--- Data excerpts ---
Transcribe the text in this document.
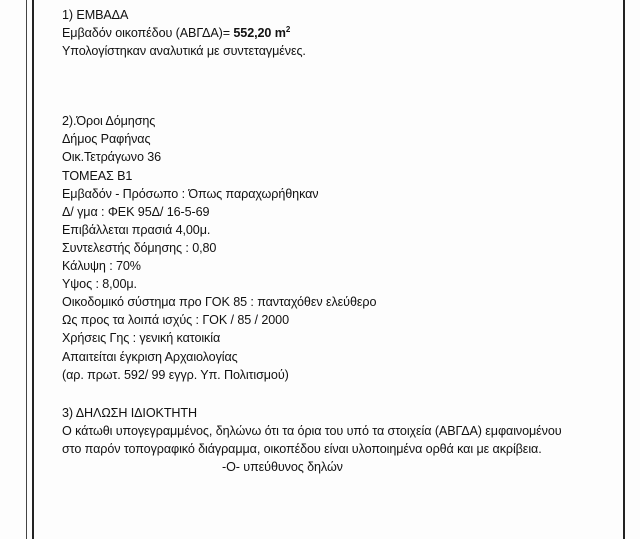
1) ΕΜΒΑΔΑ
Εμβαδόν οικοπέδου (ΑΒΓΔΑ)= 552,20 $m^2$
Υπολογίστηκαν αναλυτικά με συντεταγμένες.
2).Όροι Δόμησης
Δήμος Ραφήνας
Οικ.Τετράγωνο 36
ΤΟΜΕΑΣ Β1
Εμβαδόν - Πρόσωπο : Όπως παραχωρήθηκαν
Δ/ γμα : ΦΕΚ 95Δ/ 16-5-69
Επιβάλλεται πρασιά 4,00μ.
Συντελεστής δόμησης : 0,80
Κάλυψη : 70%
Υψος : 8,00μ.
Οικοδομικό σύστημα προ ΓΟΚ 85 : πανταχόθεν ελεύθερο
Ως προς τα λοιπά ισχύς : ΓΟΚ / 85 / 2000
Χρήσεις Γης : γενική κατοικία
Απαιτείται έγκριση Αρχαιολογίας
(αρ. πρωτ. 592/ 99 εγγρ. Υπ. Πολιτισμού)
3) ΔΗΛΩΣΗ ΙΔΙΟΚΤΗΤΗ
Ο κάτωθι υπογεγραμμένος, δηλώνω ότι τα όρια του υπό τα στοιχεία (ΑΒΓΔΑ) εμφαινομένου
στο παρόν τοπογραφικό διάγραμμα, οικοπέδου είναι υλοποιημένα ορθά και με ακρίβεια.
-Ο- υπεύθυνος δηλών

--- Exercise objective ---
Copy out the data above exactly, except the pictures.

--- Worked solution ---
Transcribe the text in this document.
1) ΕΜΒΑΔΑ
Εμβαδόν οικοπέδου (ΑΒΓΔΑ)= 552,20 $m^2$
Υπολογίστηκαν αναλυτικά με συντεταγμένες.
2).Όροι Δόμησης
Δήμος Ραφήνας
Οικ.Τετράγωνο 36
ΤΟΜΕΑΣ Β1
Εμβαδόν - Πρόσωπο : Όπως παραχωρήθηκαν
Δ/ γμα : ΦΕΚ 95Δ/ 16-5-69
Επιβάλλεται πρασιά 4,00μ.
Συντελεστής δόμησης : 0,80
Κάλυψη : 70%
Υψος : 8,00μ.
Οικοδομικό σύστημα προ ΓΟΚ 85 : πανταχόθεν ελεύθερο
Ως προς τα λοιπά ισχύς : ΓΟΚ / 85 / 2000
Χρήσεις Γης : γενική κατοικία
Απαιτείται έγκριση Αρχαιολογίας
(αρ. πρωτ. 592/ 99 εγγρ. Υπ. Πολιτισμού)
3) ΔΗΛΩΣΗ ΙΔΙΟΚΤΗΤΗ
Ο κάτωθι υπογεγραμμένος, δηλώνω ότι τα όρια του υπό τα στοιχεία (ΑΒΓΔΑ) εμφαινομένου
στο παρόν τοπογραφικό διάγραμμα, οικοπέδου είναι υλοποιημένα ορθά και με ακρίβεια.
-Ο- υπεύθυνος δηλών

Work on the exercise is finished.